• _PROBLEM_
All of the records listed below should be retyped exactly.

• _RECORDS SHOWN_

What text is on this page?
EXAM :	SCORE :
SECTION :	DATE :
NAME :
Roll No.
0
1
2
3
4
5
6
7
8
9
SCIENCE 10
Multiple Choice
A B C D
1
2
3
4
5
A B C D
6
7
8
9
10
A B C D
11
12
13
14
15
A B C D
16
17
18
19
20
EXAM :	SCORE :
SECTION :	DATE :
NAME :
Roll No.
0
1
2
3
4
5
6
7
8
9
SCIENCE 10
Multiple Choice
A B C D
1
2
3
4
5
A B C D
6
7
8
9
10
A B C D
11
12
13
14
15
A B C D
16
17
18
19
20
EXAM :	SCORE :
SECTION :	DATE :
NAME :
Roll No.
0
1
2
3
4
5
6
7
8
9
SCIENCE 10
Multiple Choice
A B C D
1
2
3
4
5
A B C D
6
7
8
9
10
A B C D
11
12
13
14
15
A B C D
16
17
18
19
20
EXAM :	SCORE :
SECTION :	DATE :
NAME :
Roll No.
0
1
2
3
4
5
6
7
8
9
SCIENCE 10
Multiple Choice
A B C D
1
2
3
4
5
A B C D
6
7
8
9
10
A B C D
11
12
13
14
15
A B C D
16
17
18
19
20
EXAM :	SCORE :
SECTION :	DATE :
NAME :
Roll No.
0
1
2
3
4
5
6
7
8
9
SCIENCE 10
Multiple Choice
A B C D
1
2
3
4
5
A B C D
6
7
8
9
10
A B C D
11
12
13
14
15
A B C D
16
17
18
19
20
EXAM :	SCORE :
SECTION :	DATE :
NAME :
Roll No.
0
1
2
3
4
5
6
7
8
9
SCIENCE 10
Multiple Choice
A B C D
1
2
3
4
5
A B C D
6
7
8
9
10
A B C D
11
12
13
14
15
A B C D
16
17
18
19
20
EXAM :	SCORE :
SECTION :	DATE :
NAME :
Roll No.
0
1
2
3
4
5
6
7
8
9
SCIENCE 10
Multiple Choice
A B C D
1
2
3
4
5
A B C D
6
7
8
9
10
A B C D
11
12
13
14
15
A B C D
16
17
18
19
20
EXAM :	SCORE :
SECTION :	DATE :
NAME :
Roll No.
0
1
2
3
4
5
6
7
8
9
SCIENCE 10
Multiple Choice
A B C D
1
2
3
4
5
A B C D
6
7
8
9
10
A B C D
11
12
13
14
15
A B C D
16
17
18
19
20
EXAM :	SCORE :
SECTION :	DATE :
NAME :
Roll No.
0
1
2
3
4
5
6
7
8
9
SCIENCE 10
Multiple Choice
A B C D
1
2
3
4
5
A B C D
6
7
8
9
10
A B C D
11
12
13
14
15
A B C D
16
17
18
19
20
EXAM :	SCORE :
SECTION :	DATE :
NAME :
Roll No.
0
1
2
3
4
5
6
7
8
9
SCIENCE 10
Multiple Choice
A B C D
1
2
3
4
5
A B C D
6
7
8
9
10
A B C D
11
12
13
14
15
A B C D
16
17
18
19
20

• _RESULT_
What text is on this page?
EXAM :	SCORE :
SECTION :	DATE :
NAME :
Roll No.
0
1
2
3
4
5
6
7
8
9
SCIENCE 10
Multiple Choice
A B C D
1
2
3
4
5
A B C D
6
7
8
9
10
A B C D
11
12
13
14
15
A B C D
16
17
18
19
20
EXAM :	SCORE :
SECTION :	DATE :
NAME :
Roll No.
0
1
2
3
4
5
6
7
8
9
SCIENCE 10
Multiple Choice
A B C D
1
2
3
4
5
A B C D
6
7
8
9
10
A B C D
11
12
13
14
15
A B C D
16
17
18
19
20
EXAM :	SCORE :
SECTION :	DATE :
NAME :
Roll No.
0
1
2
3
4
5
6
7
8
9
SCIENCE 10
Multiple Choice
A B C D
1
2
3
4
5
A B C D
6
7
8
9
10
A B C D
11
12
13
14
15
A B C D
16
17
18
19
20
EXAM :	SCORE :
SECTION :	DATE :
NAME :
Roll No.
0
1
2
3
4
5
6
7
8
9
SCIENCE 10
Multiple Choice
A B C D
1
2
3
4
5
A B C D
6
7
8
9
10
A B C D
11
12
13
14
15
A B C D
16
17
18
19
20
EXAM :	SCORE :
SECTION :	DATE :
NAME :
Roll No.
0
1
2
3
4
5
6
7
8
9
SCIENCE 10
Multiple Choice
A B C D
1
2
3
4
5
A B C D
6
7
8
9
10
A B C D
11
12
13
14
15
A B C D
16
17
18
19
20
EXAM :	SCORE :
SECTION :	DATE :
NAME :
Roll No.
0
1
2
3
4
5
6
7
8
9
SCIENCE 10
Multiple Choice
A B C D
1
2
3
4
5
A B C D
6
7
8
9
10
A B C D
11
12
13
14
15
A B C D
16
17
18
19
20
EXAM :	SCORE :
SECTION :	DATE :
NAME :
Roll No.
0
1
2
3
4
5
6
7
8
9
SCIENCE 10
Multiple Choice
A B C D
1
2
3
4
5
A B C D
6
7
8
9
10
A B C D
11
12
13
14
15
A B C D
16
17
18
19
20
EXAM :	SCORE :
SECTION :	DATE :
NAME :
Roll No.
0
1
2
3
4
5
6
7
8
9
SCIENCE 10
Multiple Choice
A B C D
1
2
3
4
5
A B C D
6
7
8
9
10
A B C D
11
12
13
14
15
A B C D
16
17
18
19
20
EXAM :	SCORE :
SECTION :	DATE :
NAME :
Roll No.
0
1
2
3
4
5
6
7
8
9
SCIENCE 10
Multiple Choice
A B C D
1
2
3
4
5
A B C D
6
7
8
9
10
A B C D
11
12
13
14
15
A B C D
16
17
18
19
20
EXAM :	SCORE :
SECTION :	DATE :
NAME :
Roll No.
0
1
2
3
4
5
6
7
8
9
SCIENCE 10
Multiple Choice
A B C D
1
2
3
4
5
A B C D
6
7
8
9
10
A B C D
11
12
13
14
15
A B C D
16
17
18
19
20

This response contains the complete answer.